Keep only the lines of the data below that contain "home", and copy them.

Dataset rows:

----

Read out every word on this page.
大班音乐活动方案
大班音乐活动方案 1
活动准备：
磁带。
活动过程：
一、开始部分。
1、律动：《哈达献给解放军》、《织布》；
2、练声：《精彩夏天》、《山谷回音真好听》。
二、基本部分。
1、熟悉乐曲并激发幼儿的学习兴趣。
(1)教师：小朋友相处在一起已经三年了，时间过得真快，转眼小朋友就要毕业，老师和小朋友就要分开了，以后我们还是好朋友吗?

----

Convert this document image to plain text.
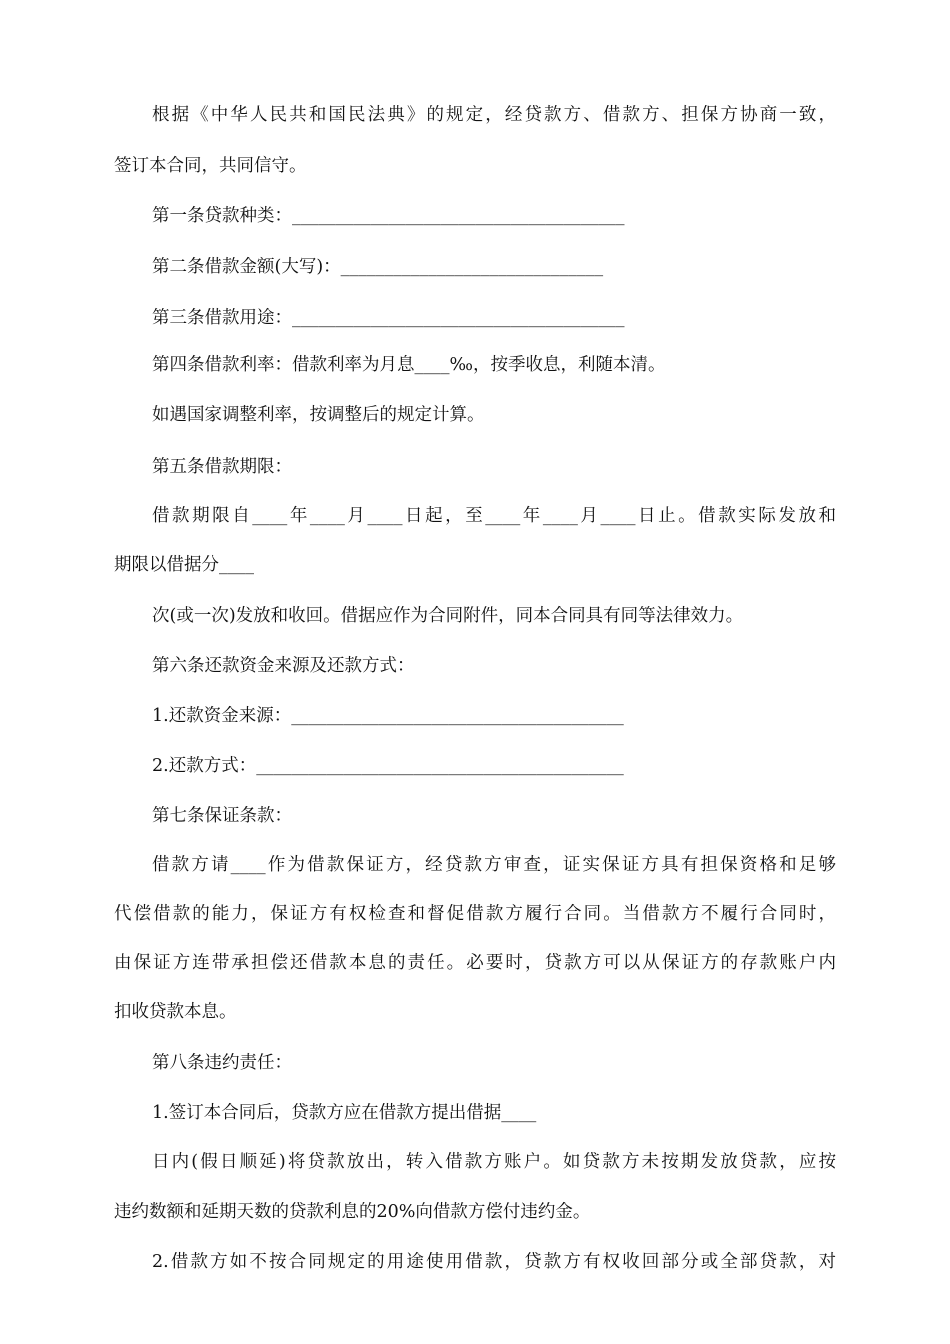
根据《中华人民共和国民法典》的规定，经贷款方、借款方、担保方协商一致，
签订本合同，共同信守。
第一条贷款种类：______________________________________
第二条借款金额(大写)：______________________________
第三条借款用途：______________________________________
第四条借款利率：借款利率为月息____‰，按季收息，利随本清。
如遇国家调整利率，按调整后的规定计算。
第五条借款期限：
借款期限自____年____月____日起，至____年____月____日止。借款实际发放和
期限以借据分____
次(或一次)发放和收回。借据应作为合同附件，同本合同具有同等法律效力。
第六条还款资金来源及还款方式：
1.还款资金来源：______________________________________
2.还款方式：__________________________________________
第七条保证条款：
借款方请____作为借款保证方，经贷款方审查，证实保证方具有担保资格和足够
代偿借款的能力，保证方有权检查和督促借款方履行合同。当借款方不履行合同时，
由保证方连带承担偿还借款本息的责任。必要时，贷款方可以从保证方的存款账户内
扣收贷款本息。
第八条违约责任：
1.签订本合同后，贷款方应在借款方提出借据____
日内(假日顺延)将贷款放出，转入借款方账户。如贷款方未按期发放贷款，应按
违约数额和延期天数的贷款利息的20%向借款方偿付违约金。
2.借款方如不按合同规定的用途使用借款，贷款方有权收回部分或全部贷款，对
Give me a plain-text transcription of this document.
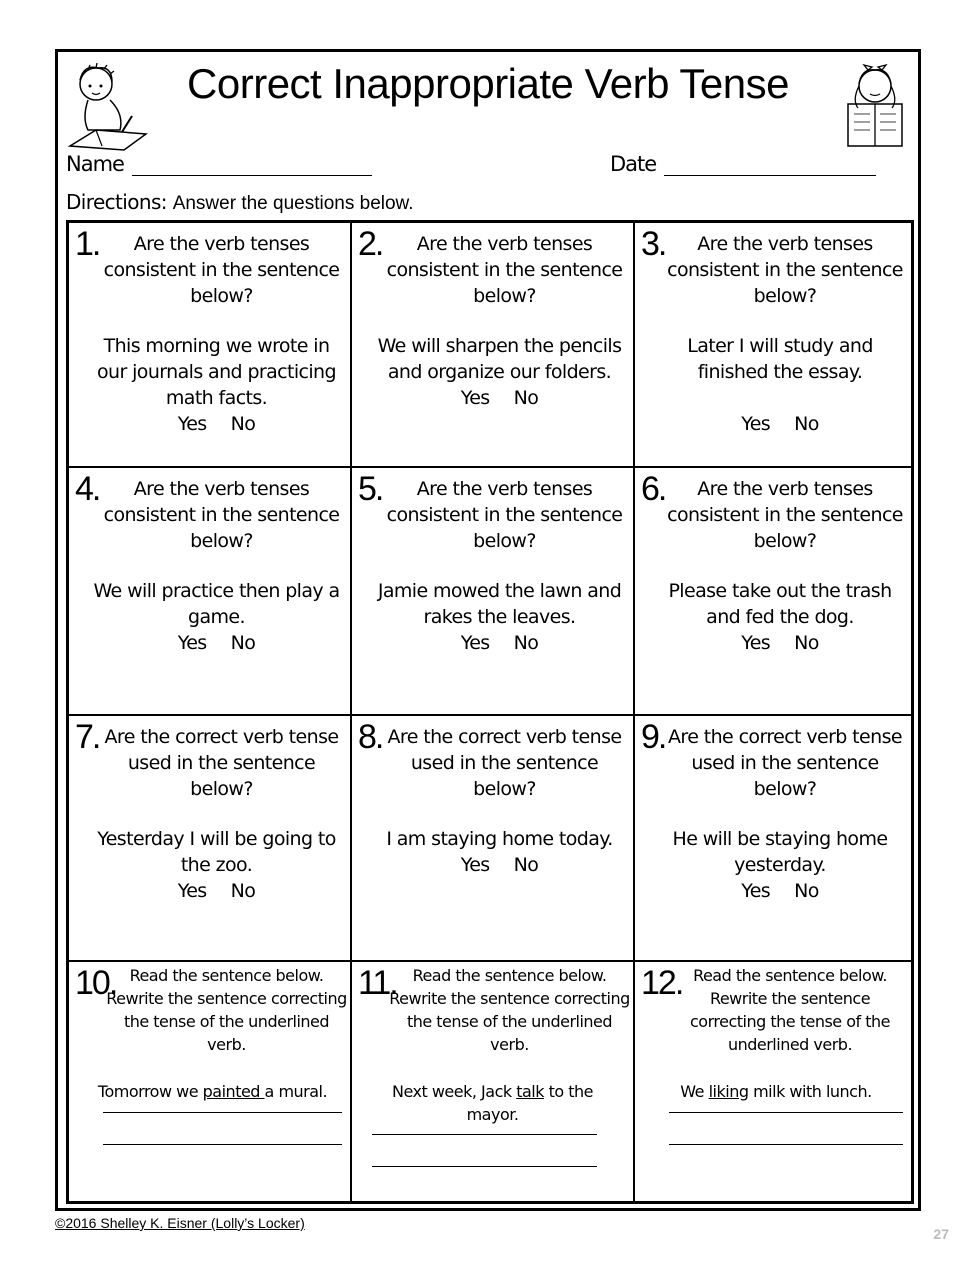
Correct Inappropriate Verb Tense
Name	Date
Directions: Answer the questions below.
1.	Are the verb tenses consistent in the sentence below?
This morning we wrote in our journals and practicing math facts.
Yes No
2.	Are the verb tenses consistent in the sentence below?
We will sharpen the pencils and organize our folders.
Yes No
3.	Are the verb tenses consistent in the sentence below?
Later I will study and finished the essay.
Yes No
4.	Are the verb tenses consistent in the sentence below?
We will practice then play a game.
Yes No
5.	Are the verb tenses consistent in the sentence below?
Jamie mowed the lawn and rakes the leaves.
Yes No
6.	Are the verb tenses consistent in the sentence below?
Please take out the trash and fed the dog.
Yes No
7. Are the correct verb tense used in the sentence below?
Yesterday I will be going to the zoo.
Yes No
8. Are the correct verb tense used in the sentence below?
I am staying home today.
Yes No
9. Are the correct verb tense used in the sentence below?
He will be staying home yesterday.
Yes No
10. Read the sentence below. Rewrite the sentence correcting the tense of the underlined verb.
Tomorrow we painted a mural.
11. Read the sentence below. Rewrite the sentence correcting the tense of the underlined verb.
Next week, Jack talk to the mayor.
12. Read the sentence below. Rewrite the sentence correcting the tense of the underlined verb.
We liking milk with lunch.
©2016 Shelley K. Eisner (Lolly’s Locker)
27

----

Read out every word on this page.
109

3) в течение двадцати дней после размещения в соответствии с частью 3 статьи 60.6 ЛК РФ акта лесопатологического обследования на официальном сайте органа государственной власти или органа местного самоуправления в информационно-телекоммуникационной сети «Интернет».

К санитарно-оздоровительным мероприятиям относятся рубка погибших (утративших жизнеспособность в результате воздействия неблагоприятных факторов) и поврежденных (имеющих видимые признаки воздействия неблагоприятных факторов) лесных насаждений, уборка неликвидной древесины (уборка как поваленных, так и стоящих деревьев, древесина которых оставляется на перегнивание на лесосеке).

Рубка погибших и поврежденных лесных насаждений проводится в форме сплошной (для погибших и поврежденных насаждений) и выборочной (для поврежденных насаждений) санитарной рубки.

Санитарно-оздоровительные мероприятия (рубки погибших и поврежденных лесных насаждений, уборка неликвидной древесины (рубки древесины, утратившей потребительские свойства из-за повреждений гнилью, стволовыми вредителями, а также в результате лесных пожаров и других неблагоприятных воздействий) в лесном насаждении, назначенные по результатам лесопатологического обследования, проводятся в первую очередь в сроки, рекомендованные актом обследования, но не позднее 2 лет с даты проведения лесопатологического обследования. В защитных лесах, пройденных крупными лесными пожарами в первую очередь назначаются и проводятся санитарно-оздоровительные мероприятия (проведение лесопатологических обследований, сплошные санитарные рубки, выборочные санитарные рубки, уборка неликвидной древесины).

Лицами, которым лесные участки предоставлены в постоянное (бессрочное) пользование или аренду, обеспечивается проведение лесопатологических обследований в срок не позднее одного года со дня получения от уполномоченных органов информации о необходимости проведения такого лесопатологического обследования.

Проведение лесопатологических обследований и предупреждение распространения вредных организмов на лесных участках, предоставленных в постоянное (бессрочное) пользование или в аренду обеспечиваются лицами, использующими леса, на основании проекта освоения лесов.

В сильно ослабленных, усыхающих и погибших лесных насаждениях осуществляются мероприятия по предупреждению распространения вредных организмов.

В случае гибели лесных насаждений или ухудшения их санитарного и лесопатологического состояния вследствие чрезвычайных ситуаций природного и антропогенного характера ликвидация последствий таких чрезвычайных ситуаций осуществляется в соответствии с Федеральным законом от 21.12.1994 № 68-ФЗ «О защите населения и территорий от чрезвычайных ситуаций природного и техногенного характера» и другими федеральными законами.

----

- [Problem solution]:
I am staying home today.
He will be staying home yesterday.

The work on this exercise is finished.